JOB:
Exactly as given, repeat all of the entries.

RECORDS SHOWN:
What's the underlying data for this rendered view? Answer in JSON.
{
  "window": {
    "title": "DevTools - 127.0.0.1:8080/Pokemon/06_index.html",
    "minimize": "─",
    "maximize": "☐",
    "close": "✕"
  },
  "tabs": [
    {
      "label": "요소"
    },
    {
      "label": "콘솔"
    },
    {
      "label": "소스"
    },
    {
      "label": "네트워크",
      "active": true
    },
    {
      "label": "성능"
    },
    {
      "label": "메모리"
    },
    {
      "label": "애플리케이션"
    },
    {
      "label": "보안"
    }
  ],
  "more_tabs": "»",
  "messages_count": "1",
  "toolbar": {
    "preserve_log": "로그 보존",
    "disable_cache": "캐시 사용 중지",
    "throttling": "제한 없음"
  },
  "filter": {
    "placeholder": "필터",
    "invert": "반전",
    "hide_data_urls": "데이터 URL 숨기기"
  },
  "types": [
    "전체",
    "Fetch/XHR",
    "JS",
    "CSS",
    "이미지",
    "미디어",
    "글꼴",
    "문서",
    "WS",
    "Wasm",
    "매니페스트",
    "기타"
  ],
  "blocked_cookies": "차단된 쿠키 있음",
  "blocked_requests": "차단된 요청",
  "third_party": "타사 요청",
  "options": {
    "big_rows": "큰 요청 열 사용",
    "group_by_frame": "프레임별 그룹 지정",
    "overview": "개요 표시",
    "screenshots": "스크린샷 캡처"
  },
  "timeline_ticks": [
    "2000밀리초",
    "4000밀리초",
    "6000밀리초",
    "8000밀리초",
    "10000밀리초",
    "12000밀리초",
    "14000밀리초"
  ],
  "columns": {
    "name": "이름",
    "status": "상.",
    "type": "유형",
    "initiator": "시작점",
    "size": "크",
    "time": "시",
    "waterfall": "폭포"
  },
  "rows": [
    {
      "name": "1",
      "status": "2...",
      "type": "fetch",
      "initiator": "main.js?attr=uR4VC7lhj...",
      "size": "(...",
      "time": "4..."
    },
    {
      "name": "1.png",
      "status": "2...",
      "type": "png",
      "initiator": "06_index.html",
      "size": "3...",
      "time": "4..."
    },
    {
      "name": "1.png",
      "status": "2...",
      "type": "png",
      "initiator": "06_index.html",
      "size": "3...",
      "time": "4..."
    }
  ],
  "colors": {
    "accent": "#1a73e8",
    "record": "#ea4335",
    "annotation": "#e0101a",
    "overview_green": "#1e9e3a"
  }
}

ANSWER TO THIS TASK:
What's the underlying data for this rendered view? Answer in JSON.
{
  "window": {
    "title": "DevTools - 127.0.0.1:8080/Pokemon/06_index.html",
    "minimize": "─",
    "maximize": "☐",
    "close": "✕"
  },
  "tabs": [
    {
      "label": "요소"
    },
    {
      "label": "콘솔"
    },
    {
      "label": "소스"
    },
    {
      "label": "네트워크",
      "active": true
    },
    {
      "label": "성능"
    },
    {
      "label": "메모리"
    },
    {
      "label": "애플리케이션"
    },
    {
      "label": "보안"
    }
  ],
  "more_tabs": "»",
  "messages_count": "1",
  "toolbar": {
    "preserve_log": "로그 보존",
    "disable_cache": "캐시 사용 중지",
    "throttling": "제한 없음"
  },
  "filter": {
    "placeholder": "필터",
    "invert": "반전",
    "hide_data_urls": "데이터 URL 숨기기"
  },
  "types": [
    "전체",
    "Fetch/XHR",
    "JS",
    "CSS",
    "이미지",
    "미디어",
    "글꼴",
    "문서",
    "WS",
    "Wasm",
    "매니페스트",
    "기타"
  ],
  "blocked_cookies": "차단된 쿠키 있음",
  "blocked_requests": "차단된 요청",
  "third_party": "타사 요청",
  "options": {
    "big_rows": "큰 요청 열 사용",
    "group_by_frame": "프레임별 그룹 지정",
    "overview": "개요 표시",
    "screenshots": "스크린샷 캡처"
  },
  "timeline_ticks": [
    "2000밀리초",
    "4000밀리초",
    "6000밀리초",
    "8000밀리초",
    "10000밀리초",
    "12000밀리초",
    "14000밀리초"
  ],
  "columns": {
    "name": "이름",
    "status": "상.",
    "type": "유형",
    "initiator": "시작점",
    "size": "크",
    "time": "시",
    "waterfall": "폭포"
  },
  "rows": [
    {
      "name": "1",
      "status": "2...",
      "type": "fetch",
      "initiator": "main.js?attr=uR4VC7lhj...",
      "size": "(...",
      "time": "4..."
    },
    {
      "name": "1.png",
      "status": "2...",
      "type": "png",
      "initiator": "06_index.html",
      "size": "3...",
      "time": "4..."
    },
    {
      "name": "1.png",
      "status": "2...",
      "type": "png",
      "initiator": "06_index.html",
      "size": "3...",
      "time": "4..."
    }
  ],
  "colors": {
    "accent": "#1a73e8",
    "record": "#ea4335",
    "annotation": "#e0101a",
    "overview_green": "#1e9e3a"
  }
}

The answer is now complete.